-- Start --

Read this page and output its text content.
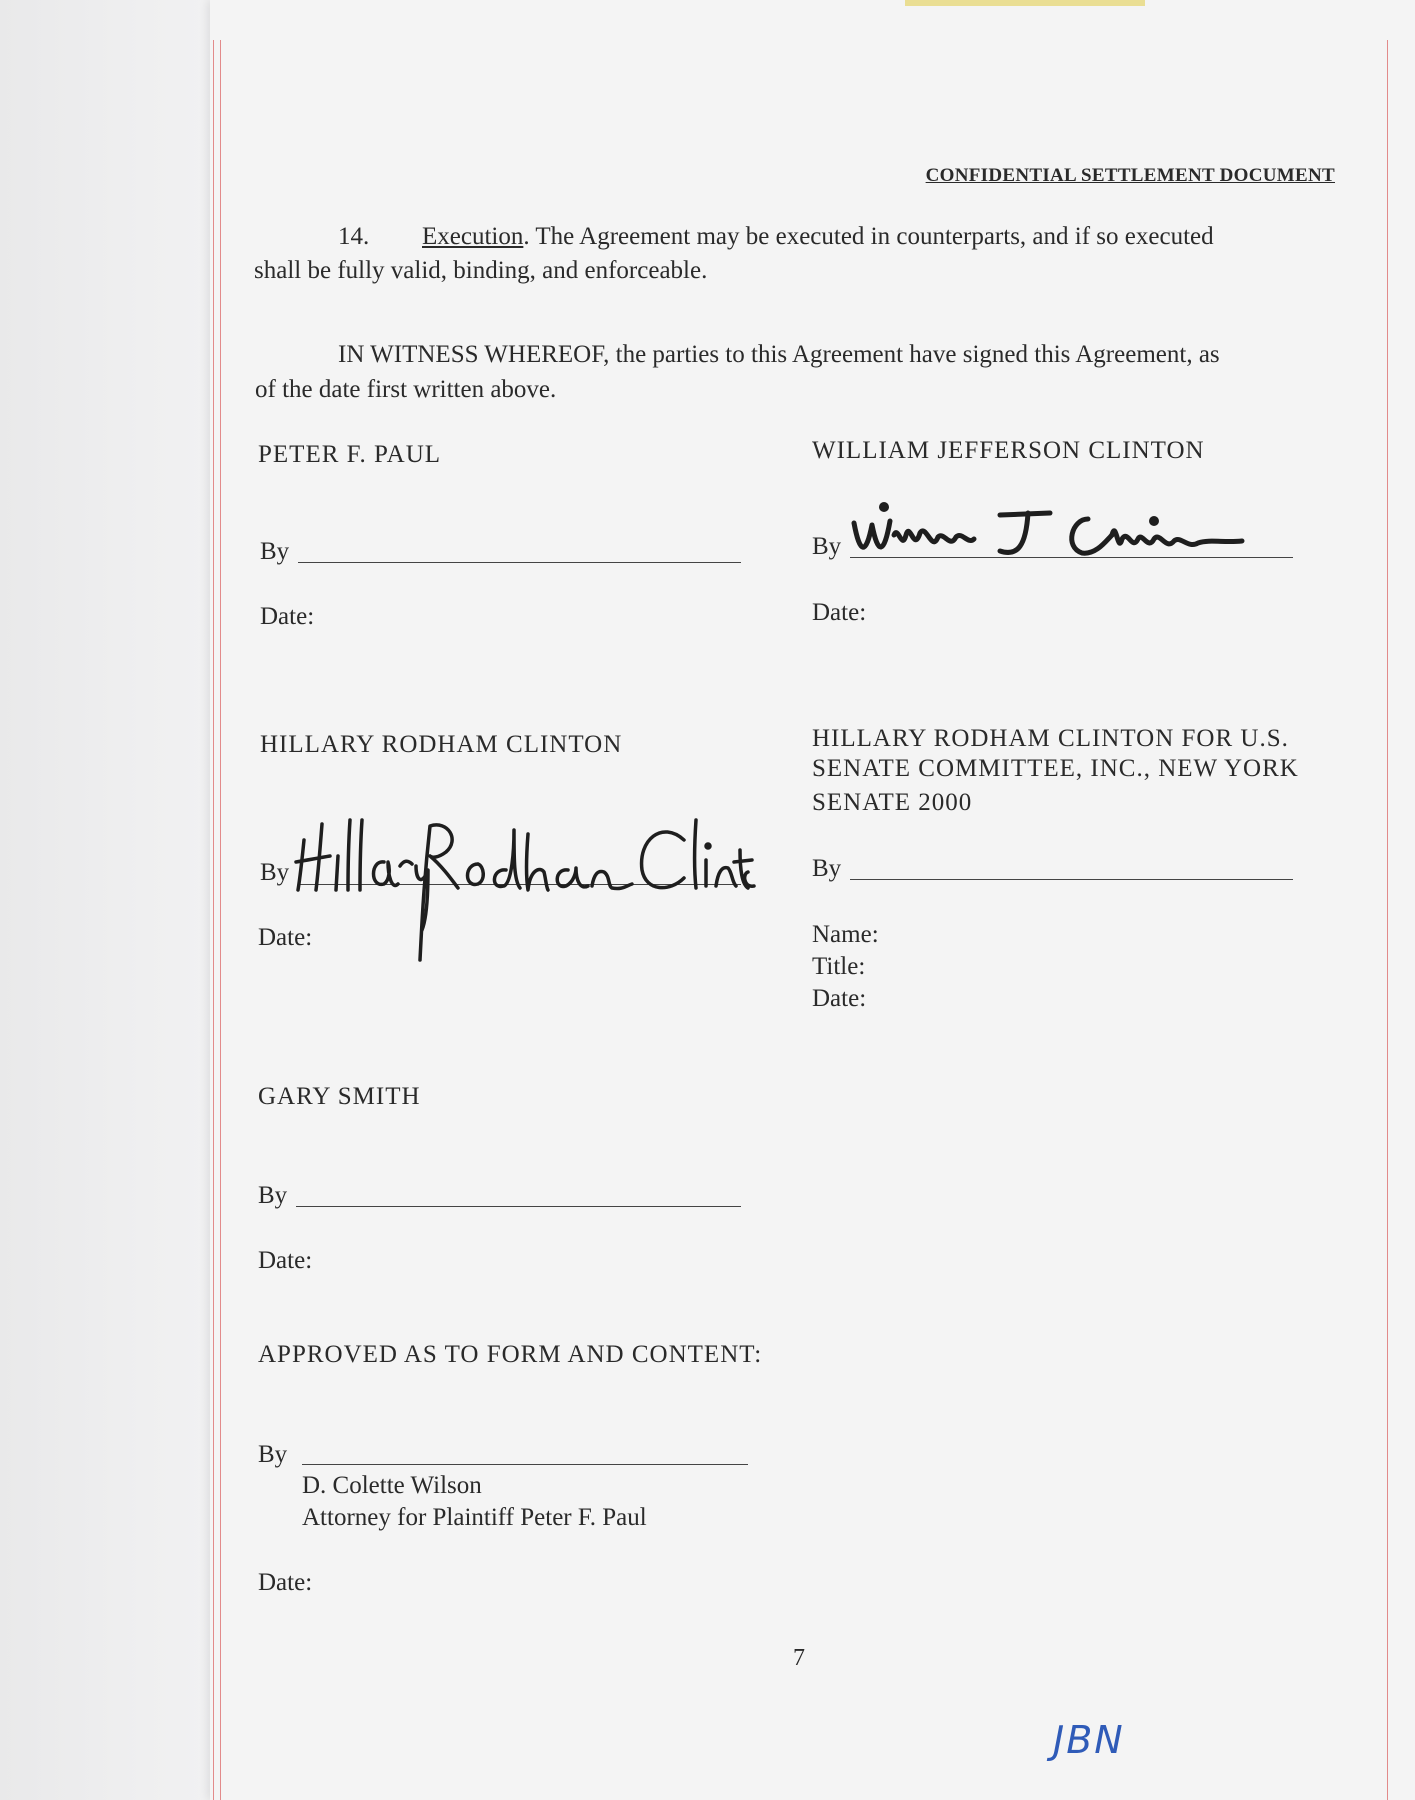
CONFIDENTIAL SETTLEMENT DOCUMENT
14. Execution. The Agreement may be executed in counterparts, and if so executed
shall be fully valid, binding, and enforceable.
IN WITNESS WHEREOF, the parties to this Agreement have signed this Agreement, as
of the date first written above.
PETER F. PAUL
By
Date:
WILLIAM JEFFERSON CLINTON
By
Date:
HILLARY RODHAM CLINTON
By
Date:
HILLARY RODHAM CLINTON FOR U.S.
SENATE COMMITTEE, INC., NEW YORK
SENATE 2000
By
Name:
Title:
Date:
GARY SMITH
By
Date:
APPROVED AS TO FORM AND CONTENT:
By
D. Colette Wilson
Attorney for Plaintiff Peter F. Paul
Date:
7
JBN
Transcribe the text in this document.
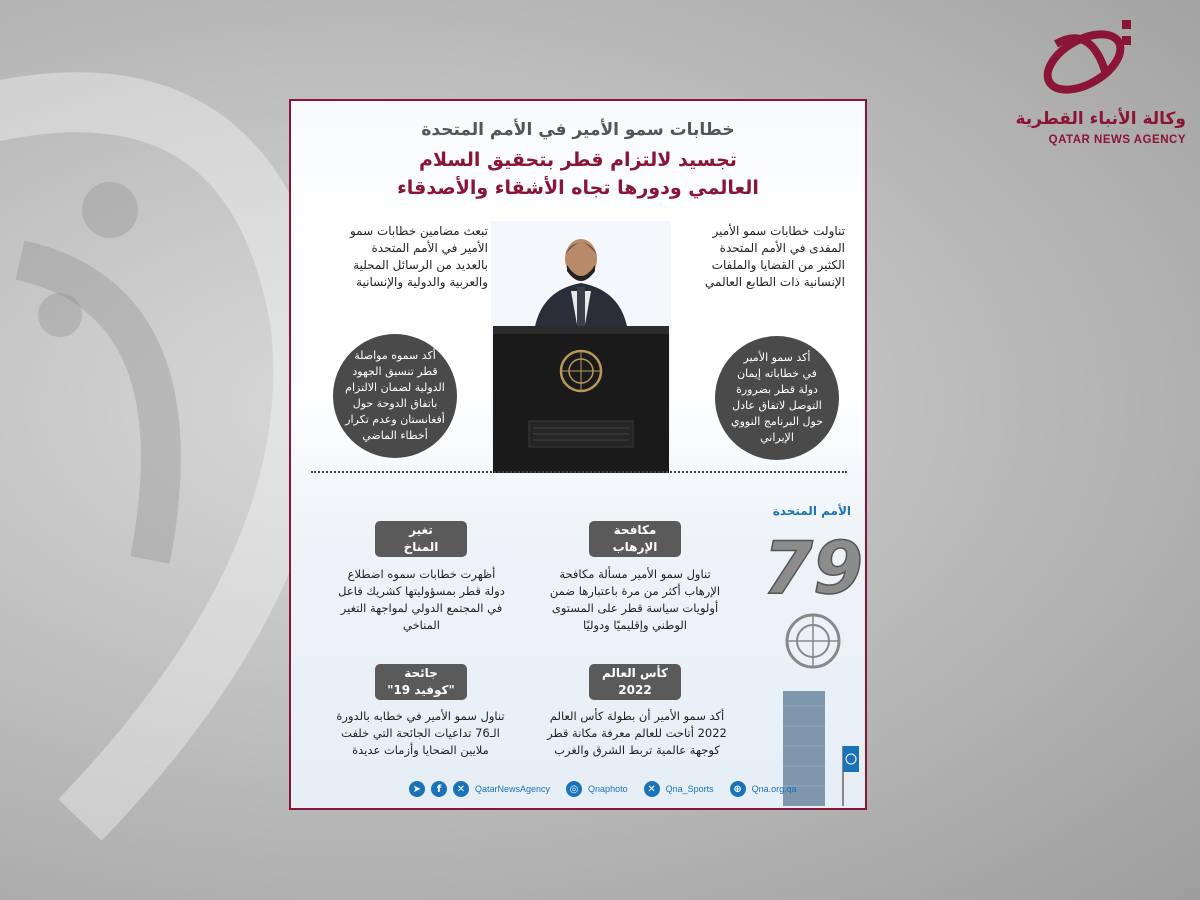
وكالة الأنباء القطرية
QATAR NEWS AGENCY
خطابات سمو الأمير في الأمم المتحدة
تجسيد لالتزام قطر بتحقيق السلام
العالمي ودورها تجاه الأشقاء والأصدقاء
تناولت خطابات سمو الأمير
المفدى في الأمم المتحدة
الكثير من القضايا والملفات
الإنسانية ذات الطابع العالمي
تبعث مضامين خطابات سمو
الأمير في الأمم المتحدة
بالعديد من الرسائل المحلية
والعربية والدولية والإنسانية
أكد سمو الأمير
في خطاباته إيمان
دولة قطر بضرورة
التوصل لاتفاق عادل
حول البرنامج النووي
الإيراني
أكد سموه مواصلة
قطر تنسيق الجهود
الدولية لضمان الالتزام
باتفاق الدوحة حول
أفغانستان وعدم تكرار
أخطاء الماضي
مكافحة
الإرهاب
تناول سمو الأمير مسألة مكافحة
الإرهاب أكثر من مرة باعتبارها ضمن
أولويات سياسة قطر على المستوى
الوطني وإقليميًا ودوليًا
تغير
المناخ
أظهرت خطابات سموه اضطلاع
دولة قطر بمسؤوليتها كشريك فاعل
في المجتمع الدولي لمواجهة التغير
المناخي
كأس العالم
2022
أكد سمو الأمير أن بطولة كأس العالم
2022 أتاحت للعالم معرفة مكانة قطر
كوجهة عالمية تربط الشرق والغرب
جائحة
"كوفيد 19"
تناول سمو الأمير في خطابه بالدورة
الـ76 تداعيات الجائحة التي خلفت
ملايين الضحايا وأزمات عديدة
الأمم المتحدة
79
➤	f	✕	QatarNewsAgency	◎	Qnaphoto	✕	Qna_Sports	⊕	Qna.org.qa
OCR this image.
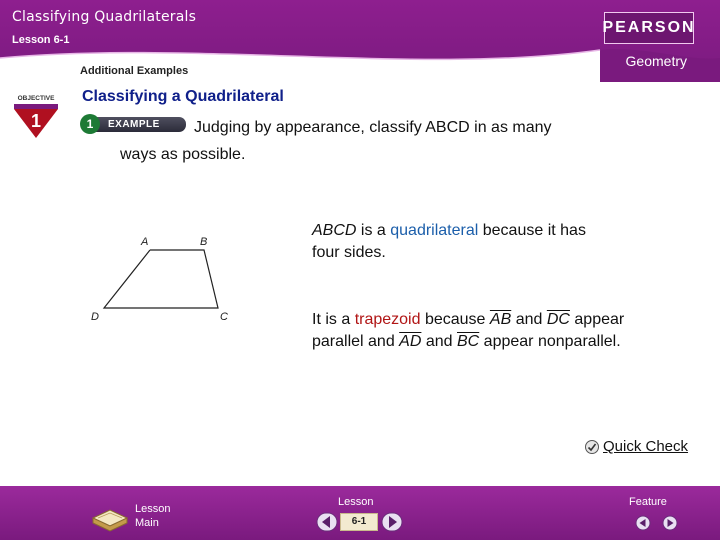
Classifying Quadrilaterals
Lesson 6-1
Additional Examples
PEARSON
Geometry
OBJECTIVE
1
Classifying a Quadrilateral
EXAMPLE
1	Judging by appearance, classify ABCD in as many
ways as possible.
A	B
C
D
ABCD is a quadrilateral because it has
four sides.
It is a trapezoid because $\overline{AB}$ and $\overline{DC}$ appear
parallel and $\overline{AD}$ and $\overline{BC}$ appear nonparallel.
Quick Check
Lesson
Main
Lesson
6-1
Feature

-- End --

Starting at the line with "OCR this image.", output each line through the final one of the listing above, and nothing else. Pictures are to be left out.

▶ _Completed exercise_
OCR this image.
Classifying Quadrilaterals
Lesson 6-1
Additional Examples
PEARSON
Geometry
OBJECTIVE
1
Classifying a Quadrilateral
EXAMPLE
1	Judging by appearance, classify ABCD in as many
ways as possible.
A	B
C
D
ABCD is a quadrilateral because it has
four sides.
It is a trapezoid because $\overline{AB}$ and $\overline{DC}$ appear
parallel and $\overline{AD}$ and $\overline{BC}$ appear nonparallel.
Quick Check
Lesson
Main
Lesson
6-1
Feature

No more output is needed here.